Written instruction -> Return every line of the records below verbatim, with no pictures in the copy.

Extracted data entries ->
☆ ☆ ☆ ☆ ☆

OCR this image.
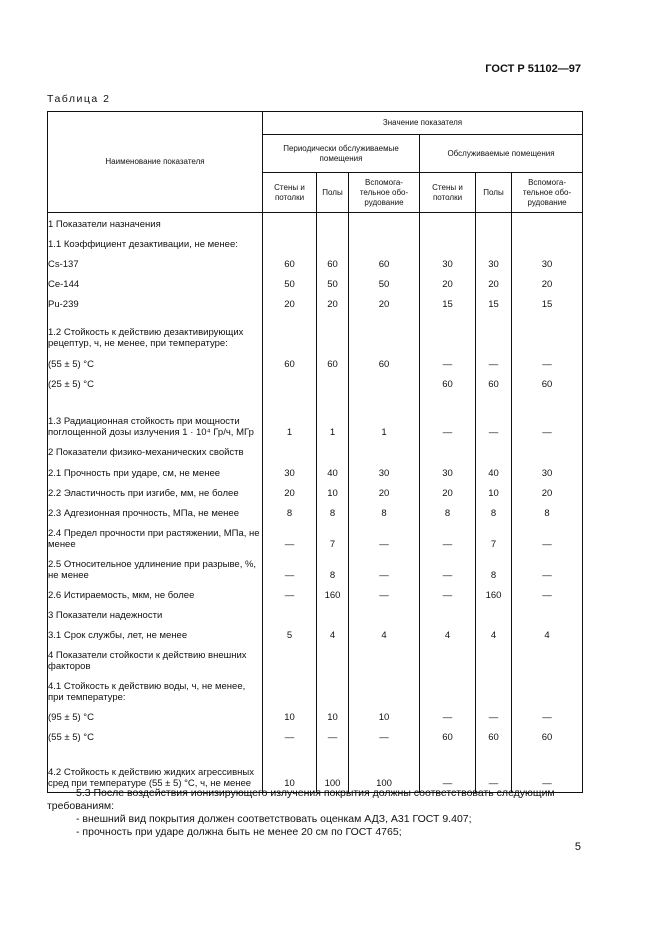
ГОСТ Р 51102—97
Таблица 2
Наименование показателя	Значение показателя					
	Периодически обслуживаемые помещения			Обслуживаемые помещения		
	Стены и потолки	Полы	Вспомога-тельное обо-рудование	Стены и потолки	Полы	Вспомога-тельное обо-рудование
1 Показатели назначения						
1.1 Коэффициент дезактивации, не менее:						
Cs-137	60	60	60	30	30	30
Ce-144	50	50	50	20	20	20
Pu-239	20	20	20	15	15	15
1.2 Стойкость к действию дезактивирующих рецептур, ч, не менее, при температуре:						
(55 ± 5) °С	60	60	60	—	—	—
(25 ± 5) °С				60	60	60
1.3 Радиационная стойкость при мощности поглощенной дозы излучения 1 · 10⁴ Гр/ч, МГр	1	1	1	—	—	—
2 Показатели физико-механических свойств						
2.1 Прочность при ударе, см, не менее	30	40	30	30	40	30
2.2 Эластичность при изгибе, мм, не более	20	10	20	20	10	20
2.3 Адгезионная прочность, МПа, не менее	8	8	8	8	8	8
2.4 Предел прочности при растяжении, МПа, не менее	—	7	—	—	7	—
2.5 Относительное удлинение при разрыве, %, не менее	—	8	—	—	8	—
2.6 Истираемость, мкм, не более	—	160	—	—	160	—
3 Показатели надежности						
3.1 Срок службы, лет, не менее	5	4	4	4	4	4
4 Показатели стойкости к действию внешних факторов						
4.1 Стойкость к действию воды, ч, не менее, при температуре:						
(95 ± 5) °С	10	10	10	—	—	—
(55 ± 5) °С	—	—	—	60	60	60
4.2 Стойкость к действию жидких агрессивных сред при температуре (55 ± 5) °С, ч, не менее	10	100	100	—	—	—
5.3 После воздействия ионизирующего излучения покрытия должны соответствовать следующим требованиям:
- внешний вид покрытия должен соответствовать оценкам АДЗ, А31 ГОСТ 9.407;
- прочность при ударе должна быть не менее 20 см по ГОСТ 4765;
5
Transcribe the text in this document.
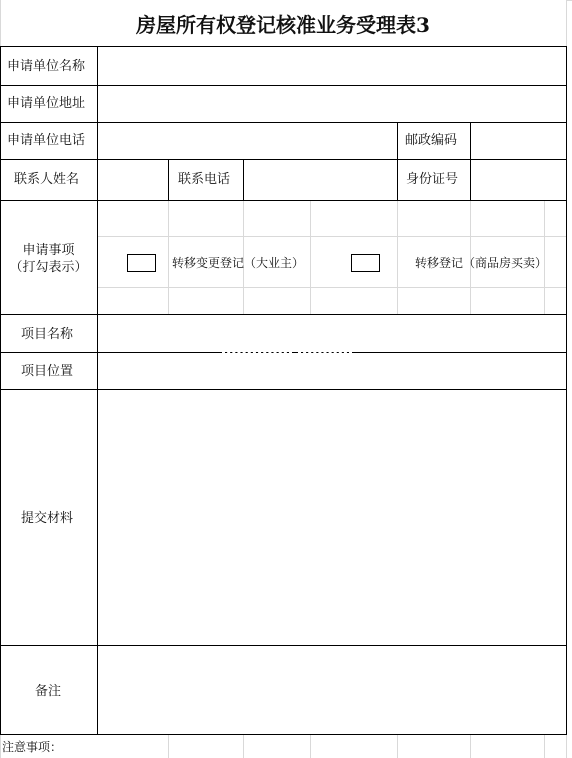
房屋所有权登记核准业务受理表3
申请单位名称
申请单位地址
申请单位电话	邮政编码
联系人姓名	联系电话	身份证号
申请事项
（打勾表示）	转移变更登记（大业主）	转移登记（商品房买卖）
项目名称
项目位置
提交材料
备注
注意事项：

☆ ☆ ☆ ☆ ☆

Correct answer ->
OCR this image.
ГОСТ Р 51102—97
Таблица 2
Наименование показателя	Значение показателя					
	Периодически обслуживаемые помещения			Обслуживаемые помещения		
	Стены и потолки	Полы	Вспомога-тельное обо-рудование	Стены и потолки	Полы	Вспомога-тельное обо-рудование
1 Показатели назначения						
1.1 Коэффициент дезактивации, не менее:						
Cs-137	60	60	60	30	30	30
Ce-144	50	50	50	20	20	20
Pu-239	20	20	20	15	15	15
1.2 Стойкость к действию дезактивирующих рецептур, ч, не менее, при температуре:						
(55 ± 5) °С	60	60	60	—	—	—
(25 ± 5) °С				60	60	60
1.3 Радиационная стойкость при мощности поглощенной дозы излучения 1 · 10⁴ Гр/ч, МГр	1	1	1	—	—	—
2 Показатели физико-механических свойств						
2.1 Прочность при ударе, см, не менее	30	40	30	30	40	30
2.2 Эластичность при изгибе, мм, не более	20	10	20	20	10	20
2.3 Адгезионная прочность, МПа, не менее	8	8	8	8	8	8
2.4 Предел прочности при растяжении, МПа, не менее	—	7	—	—	7	—
2.5 Относительное удлинение при разрыве, %, не менее	—	8	—	—	8	—
2.6 Истираемость, мкм, не более	—	160	—	—	160	—
3 Показатели надежности						
3.1 Срок службы, лет, не менее	5	4	4	4	4	4
4 Показатели стойкости к действию внешних факторов						
4.1 Стойкость к действию воды, ч, не менее, при температуре:						
(95 ± 5) °С	10	10	10	—	—	—
(55 ± 5) °С	—	—	—	60	60	60
4.2 Стойкость к действию жидких агрессивных сред при температуре (55 ± 5) °С, ч, не менее	10	100	100	—	—	—
5.3 После воздействия ионизирующего излучения покрытия должны соответствовать следующим требованиям:
- внешний вид покрытия должен соответствовать оценкам АДЗ, А31 ГОСТ 9.407;
- прочность при ударе должна быть не менее 20 см по ГОСТ 4765;
5
Transcribe the text in this document.
房屋所有权登记核准业务受理表3
申请单位名称
申请单位地址
申请单位电话	邮政编码
联系人姓名	联系电话	身份证号
申请事项
（打勾表示）	转移变更登记（大业主）	转移登记（商品房买卖）
项目名称
项目位置
提交材料
备注
注意事项：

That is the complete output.